··· Records ···

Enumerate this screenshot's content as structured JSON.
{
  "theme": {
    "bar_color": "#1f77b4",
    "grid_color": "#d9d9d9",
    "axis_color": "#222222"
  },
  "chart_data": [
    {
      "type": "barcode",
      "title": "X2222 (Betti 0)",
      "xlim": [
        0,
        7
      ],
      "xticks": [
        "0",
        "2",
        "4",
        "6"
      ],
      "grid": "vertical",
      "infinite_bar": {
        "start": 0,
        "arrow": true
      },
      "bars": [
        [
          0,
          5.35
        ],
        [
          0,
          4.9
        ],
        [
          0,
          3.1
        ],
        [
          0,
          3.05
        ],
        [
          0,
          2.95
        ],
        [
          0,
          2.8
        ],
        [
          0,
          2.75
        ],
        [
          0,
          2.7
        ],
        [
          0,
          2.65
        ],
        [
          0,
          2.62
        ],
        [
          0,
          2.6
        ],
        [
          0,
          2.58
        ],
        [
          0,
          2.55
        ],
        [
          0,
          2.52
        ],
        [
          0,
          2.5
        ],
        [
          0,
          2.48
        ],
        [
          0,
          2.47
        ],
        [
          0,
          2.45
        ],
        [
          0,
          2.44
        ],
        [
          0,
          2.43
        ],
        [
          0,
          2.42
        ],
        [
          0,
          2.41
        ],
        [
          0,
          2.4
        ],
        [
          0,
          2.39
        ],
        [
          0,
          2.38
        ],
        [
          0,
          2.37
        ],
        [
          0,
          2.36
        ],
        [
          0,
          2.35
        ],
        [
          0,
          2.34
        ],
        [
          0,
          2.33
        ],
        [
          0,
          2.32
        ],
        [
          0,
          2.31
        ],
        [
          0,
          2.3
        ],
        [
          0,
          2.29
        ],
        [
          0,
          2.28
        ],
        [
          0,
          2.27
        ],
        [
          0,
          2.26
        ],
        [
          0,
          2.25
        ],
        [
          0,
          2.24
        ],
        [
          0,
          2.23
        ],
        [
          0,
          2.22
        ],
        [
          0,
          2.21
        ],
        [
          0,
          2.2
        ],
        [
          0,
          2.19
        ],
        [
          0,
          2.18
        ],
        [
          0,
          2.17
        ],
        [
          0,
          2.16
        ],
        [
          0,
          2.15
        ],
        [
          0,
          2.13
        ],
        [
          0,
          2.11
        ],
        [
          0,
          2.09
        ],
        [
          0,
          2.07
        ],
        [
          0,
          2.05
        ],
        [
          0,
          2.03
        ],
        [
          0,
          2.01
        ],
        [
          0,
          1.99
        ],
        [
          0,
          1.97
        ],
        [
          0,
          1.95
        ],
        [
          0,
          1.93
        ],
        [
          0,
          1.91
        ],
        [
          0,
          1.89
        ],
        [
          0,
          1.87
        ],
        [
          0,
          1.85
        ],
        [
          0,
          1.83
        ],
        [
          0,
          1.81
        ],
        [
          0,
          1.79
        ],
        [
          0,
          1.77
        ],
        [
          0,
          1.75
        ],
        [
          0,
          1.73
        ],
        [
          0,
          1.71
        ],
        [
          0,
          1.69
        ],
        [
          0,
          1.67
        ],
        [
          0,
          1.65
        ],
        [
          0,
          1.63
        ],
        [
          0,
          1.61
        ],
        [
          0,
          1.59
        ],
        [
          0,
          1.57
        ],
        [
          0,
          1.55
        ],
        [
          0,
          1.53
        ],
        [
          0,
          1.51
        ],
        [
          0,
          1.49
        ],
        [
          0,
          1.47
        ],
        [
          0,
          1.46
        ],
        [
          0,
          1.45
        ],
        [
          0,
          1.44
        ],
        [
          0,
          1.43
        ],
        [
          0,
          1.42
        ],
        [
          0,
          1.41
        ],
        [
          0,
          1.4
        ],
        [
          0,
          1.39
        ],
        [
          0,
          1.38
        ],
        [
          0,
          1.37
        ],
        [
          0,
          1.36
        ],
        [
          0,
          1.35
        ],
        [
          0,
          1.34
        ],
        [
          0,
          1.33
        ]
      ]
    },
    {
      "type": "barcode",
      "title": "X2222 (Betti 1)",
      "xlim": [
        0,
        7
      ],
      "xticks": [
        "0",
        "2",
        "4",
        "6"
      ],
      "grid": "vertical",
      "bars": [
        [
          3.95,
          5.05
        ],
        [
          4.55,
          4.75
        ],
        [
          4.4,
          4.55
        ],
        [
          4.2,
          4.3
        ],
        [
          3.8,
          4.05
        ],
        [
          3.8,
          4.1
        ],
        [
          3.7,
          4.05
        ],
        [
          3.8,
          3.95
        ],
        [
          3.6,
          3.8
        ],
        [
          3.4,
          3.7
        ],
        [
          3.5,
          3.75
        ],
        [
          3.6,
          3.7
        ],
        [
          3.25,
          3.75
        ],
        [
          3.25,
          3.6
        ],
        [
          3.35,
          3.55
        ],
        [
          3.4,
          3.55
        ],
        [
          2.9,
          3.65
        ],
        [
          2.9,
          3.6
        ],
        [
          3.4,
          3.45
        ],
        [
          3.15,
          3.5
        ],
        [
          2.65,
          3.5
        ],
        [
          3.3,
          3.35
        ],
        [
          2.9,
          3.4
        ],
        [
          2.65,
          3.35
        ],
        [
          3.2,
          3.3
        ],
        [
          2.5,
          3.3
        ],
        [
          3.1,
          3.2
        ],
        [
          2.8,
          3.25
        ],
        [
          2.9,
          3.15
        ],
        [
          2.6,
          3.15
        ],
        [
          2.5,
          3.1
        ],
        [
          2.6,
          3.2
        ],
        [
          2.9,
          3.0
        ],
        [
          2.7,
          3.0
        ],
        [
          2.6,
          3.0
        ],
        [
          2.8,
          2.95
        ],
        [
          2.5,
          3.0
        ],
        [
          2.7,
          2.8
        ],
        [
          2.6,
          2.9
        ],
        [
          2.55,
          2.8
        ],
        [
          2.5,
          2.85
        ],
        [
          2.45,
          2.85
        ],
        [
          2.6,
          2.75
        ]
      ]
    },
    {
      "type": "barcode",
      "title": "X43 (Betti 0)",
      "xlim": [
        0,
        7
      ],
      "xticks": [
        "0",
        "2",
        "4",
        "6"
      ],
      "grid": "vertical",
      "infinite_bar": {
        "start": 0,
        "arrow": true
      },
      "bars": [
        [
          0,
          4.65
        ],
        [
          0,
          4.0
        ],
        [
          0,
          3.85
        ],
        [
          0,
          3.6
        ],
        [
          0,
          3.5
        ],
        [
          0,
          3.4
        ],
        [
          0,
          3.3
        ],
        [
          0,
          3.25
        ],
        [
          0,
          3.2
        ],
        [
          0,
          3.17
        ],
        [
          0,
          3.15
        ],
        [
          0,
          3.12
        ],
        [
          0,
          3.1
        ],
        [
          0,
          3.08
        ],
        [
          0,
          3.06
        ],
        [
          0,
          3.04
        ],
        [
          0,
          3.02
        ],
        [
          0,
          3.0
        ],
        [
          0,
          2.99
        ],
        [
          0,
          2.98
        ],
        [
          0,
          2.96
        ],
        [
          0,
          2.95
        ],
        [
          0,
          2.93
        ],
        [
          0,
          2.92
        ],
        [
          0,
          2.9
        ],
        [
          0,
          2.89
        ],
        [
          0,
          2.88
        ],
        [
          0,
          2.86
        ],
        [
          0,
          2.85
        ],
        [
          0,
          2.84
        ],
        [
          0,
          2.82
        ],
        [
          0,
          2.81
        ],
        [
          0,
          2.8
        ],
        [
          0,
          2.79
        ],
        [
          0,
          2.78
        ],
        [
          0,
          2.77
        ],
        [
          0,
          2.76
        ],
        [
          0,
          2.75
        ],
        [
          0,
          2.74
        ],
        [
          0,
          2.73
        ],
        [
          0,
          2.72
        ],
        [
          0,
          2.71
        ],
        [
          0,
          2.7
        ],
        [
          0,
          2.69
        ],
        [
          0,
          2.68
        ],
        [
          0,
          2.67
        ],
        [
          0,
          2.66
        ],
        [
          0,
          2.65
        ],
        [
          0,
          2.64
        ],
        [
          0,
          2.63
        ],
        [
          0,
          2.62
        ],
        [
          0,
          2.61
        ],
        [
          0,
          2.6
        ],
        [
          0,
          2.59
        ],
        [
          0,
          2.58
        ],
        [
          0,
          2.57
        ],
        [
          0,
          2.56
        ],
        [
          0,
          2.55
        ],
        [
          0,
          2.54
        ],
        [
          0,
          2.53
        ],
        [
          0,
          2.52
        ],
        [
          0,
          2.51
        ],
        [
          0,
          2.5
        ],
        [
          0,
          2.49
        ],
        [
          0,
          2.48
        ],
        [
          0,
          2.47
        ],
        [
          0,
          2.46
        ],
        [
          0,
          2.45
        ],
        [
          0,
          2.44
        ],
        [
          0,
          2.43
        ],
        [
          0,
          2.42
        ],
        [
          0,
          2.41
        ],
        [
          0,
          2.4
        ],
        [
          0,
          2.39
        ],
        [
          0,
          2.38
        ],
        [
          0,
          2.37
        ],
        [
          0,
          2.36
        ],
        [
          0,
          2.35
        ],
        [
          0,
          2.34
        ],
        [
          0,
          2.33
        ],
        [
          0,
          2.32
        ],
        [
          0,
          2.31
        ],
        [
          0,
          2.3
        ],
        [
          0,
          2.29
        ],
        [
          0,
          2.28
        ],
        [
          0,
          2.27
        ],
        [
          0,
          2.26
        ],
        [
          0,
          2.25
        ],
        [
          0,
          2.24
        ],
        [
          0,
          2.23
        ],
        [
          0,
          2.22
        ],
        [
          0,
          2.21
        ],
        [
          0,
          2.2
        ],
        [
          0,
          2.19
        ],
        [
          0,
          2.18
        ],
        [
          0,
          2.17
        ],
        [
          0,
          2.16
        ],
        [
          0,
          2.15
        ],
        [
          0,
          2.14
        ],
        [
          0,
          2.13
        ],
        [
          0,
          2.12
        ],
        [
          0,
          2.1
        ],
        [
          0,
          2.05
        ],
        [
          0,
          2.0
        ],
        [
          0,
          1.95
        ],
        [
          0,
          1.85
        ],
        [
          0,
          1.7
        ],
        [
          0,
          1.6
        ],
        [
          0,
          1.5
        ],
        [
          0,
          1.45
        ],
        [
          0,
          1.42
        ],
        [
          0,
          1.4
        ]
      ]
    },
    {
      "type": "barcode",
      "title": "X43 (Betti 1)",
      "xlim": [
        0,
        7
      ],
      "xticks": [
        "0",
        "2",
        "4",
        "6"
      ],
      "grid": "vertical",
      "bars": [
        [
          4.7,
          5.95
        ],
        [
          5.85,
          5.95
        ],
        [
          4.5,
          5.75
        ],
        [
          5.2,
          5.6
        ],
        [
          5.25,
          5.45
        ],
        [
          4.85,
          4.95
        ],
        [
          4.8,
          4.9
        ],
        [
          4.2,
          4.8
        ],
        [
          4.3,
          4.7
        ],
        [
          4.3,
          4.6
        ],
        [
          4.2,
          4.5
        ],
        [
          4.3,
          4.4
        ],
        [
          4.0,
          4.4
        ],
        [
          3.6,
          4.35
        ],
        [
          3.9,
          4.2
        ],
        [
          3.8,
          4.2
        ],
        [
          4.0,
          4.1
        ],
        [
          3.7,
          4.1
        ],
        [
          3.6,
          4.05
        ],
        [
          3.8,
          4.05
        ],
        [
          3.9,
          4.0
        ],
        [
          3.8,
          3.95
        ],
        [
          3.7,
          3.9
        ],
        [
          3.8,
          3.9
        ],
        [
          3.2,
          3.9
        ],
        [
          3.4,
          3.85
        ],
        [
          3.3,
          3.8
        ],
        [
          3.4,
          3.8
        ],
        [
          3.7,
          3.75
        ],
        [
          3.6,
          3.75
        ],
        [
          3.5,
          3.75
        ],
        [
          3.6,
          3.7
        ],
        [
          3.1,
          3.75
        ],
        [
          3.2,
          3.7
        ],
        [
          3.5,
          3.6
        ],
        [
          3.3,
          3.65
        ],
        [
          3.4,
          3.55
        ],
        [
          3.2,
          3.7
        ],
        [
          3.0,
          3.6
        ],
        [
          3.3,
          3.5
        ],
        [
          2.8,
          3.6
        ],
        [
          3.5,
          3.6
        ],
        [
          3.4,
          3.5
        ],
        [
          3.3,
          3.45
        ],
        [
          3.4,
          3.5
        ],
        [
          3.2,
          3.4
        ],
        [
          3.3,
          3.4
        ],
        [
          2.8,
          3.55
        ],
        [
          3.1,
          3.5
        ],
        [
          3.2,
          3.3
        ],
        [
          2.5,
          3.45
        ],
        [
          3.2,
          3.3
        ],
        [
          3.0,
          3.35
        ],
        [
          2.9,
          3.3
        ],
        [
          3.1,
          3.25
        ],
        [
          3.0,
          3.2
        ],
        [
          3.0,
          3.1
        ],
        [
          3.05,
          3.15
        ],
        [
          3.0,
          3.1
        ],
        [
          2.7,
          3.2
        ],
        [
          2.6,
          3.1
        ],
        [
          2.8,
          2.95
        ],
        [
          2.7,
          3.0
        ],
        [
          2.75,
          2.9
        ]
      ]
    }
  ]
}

···

Exercise objective:
How many lines of these entries contain the string "title"? Reply with the number alone.

Reply:
4